▶
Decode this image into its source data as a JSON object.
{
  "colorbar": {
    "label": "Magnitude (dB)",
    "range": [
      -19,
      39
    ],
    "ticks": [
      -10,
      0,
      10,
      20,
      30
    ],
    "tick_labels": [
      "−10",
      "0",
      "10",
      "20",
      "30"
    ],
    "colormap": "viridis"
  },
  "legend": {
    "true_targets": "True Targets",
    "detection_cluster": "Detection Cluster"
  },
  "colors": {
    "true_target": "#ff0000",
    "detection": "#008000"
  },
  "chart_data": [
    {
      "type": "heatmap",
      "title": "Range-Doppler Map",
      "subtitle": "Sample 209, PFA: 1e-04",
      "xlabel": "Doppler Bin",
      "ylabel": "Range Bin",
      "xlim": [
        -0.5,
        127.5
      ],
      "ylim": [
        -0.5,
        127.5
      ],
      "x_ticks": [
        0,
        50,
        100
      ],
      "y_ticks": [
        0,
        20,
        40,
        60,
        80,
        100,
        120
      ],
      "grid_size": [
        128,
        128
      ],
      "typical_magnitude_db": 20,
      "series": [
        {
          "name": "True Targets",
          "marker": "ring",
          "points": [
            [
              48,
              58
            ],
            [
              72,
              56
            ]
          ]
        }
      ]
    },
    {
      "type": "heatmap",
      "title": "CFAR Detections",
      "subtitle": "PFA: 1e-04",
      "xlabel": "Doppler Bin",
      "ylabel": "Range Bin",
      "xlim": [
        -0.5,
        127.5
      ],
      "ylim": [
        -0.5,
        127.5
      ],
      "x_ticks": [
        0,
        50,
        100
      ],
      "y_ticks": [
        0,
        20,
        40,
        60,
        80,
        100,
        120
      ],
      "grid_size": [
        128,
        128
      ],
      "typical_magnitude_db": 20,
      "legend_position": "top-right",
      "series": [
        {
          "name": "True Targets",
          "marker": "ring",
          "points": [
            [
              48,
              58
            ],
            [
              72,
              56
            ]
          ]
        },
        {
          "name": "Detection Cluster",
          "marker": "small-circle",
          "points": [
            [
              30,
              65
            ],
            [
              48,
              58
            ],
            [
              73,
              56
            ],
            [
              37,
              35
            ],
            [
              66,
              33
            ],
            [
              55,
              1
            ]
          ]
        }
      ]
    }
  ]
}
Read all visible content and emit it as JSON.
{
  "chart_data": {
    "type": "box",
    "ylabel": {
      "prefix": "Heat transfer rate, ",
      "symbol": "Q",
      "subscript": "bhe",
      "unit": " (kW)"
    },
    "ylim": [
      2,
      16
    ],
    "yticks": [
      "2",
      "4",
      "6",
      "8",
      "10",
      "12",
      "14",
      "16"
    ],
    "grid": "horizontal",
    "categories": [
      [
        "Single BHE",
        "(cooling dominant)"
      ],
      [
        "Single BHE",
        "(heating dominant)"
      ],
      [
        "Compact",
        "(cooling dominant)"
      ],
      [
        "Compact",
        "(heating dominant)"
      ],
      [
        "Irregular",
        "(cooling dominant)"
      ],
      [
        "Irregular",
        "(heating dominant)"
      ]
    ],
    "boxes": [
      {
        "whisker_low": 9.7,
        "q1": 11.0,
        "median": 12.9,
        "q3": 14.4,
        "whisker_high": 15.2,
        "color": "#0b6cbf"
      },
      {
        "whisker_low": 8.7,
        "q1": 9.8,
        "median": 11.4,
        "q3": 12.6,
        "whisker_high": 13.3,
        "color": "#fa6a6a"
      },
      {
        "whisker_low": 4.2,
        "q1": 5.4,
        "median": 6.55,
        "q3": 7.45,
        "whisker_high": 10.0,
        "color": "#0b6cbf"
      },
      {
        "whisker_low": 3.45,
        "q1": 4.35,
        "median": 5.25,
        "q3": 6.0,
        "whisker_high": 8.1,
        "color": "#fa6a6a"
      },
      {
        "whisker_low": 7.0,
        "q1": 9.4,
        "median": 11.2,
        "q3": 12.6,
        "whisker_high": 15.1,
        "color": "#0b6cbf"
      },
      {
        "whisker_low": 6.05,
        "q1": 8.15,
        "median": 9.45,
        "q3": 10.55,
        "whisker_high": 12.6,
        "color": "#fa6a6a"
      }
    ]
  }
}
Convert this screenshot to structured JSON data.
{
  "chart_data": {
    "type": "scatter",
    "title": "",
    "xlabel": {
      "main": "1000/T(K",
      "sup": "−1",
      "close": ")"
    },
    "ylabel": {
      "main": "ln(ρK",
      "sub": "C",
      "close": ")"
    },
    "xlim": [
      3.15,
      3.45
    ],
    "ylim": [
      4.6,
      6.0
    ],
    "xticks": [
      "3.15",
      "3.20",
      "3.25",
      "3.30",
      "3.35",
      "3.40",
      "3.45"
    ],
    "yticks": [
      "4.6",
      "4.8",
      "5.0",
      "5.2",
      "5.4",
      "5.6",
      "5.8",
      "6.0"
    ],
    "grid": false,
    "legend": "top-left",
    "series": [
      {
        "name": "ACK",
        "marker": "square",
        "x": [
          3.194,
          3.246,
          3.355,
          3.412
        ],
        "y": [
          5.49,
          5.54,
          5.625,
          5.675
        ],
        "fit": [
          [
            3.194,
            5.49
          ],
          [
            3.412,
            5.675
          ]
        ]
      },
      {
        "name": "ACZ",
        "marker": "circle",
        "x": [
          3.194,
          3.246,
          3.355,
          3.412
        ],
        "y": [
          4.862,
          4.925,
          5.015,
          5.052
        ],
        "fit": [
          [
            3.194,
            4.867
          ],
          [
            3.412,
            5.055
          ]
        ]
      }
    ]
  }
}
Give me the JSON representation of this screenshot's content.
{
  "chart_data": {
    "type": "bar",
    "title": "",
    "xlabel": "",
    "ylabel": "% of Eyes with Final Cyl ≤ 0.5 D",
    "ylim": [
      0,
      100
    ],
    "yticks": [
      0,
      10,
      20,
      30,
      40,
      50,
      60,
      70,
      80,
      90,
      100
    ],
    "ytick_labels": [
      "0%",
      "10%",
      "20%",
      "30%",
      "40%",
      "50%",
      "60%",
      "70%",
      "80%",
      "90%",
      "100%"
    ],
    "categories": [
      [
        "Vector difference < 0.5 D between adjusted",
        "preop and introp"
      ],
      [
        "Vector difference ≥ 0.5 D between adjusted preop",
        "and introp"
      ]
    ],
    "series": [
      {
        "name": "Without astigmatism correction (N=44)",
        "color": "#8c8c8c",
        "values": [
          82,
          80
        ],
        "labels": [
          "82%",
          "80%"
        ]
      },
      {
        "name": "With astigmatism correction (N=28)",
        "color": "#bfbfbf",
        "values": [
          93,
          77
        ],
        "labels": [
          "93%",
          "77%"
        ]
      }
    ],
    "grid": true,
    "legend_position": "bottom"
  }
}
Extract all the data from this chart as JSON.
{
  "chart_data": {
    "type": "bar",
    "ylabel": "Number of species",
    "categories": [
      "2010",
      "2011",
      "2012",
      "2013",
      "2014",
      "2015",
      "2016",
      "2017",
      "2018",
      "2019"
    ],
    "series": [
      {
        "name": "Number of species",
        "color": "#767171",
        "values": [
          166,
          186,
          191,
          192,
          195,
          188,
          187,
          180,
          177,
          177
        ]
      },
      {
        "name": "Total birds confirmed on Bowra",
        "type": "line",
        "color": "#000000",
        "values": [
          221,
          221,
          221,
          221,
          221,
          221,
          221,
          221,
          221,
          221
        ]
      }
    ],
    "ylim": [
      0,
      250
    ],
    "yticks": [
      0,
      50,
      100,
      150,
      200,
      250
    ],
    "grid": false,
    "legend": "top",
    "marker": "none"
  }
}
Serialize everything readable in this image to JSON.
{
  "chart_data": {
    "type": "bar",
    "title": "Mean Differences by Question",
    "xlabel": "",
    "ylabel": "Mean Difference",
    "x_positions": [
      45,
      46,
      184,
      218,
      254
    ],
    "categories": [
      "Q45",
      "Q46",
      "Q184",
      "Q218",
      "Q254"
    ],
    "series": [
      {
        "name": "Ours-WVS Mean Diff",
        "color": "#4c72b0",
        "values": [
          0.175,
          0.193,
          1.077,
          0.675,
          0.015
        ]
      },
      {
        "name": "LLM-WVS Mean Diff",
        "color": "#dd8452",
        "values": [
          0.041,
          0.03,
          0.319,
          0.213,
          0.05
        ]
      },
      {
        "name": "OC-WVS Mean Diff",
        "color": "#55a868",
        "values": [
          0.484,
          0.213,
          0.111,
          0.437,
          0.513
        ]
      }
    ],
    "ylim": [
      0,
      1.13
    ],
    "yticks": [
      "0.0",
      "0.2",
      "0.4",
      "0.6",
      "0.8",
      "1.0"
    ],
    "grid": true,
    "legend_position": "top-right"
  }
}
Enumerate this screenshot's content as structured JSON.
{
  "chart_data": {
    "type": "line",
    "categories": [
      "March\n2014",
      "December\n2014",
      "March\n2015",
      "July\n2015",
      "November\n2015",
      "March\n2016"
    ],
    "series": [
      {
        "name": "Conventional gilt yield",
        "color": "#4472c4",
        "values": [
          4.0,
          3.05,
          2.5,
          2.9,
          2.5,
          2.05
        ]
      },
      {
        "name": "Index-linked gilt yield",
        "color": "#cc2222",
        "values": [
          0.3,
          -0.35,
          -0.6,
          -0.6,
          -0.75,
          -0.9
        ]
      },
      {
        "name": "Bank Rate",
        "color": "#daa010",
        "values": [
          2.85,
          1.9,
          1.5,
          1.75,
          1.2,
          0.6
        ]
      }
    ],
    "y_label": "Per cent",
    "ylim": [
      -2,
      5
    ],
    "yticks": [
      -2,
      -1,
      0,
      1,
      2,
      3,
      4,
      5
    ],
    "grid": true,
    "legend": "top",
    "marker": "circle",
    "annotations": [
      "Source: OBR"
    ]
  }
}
◀
> Short exercise: Return from the data every line that holds "preop".

> Final result:
        "preop and introp"
        "Vector difference ≥ 0.5 D between adjusted preop",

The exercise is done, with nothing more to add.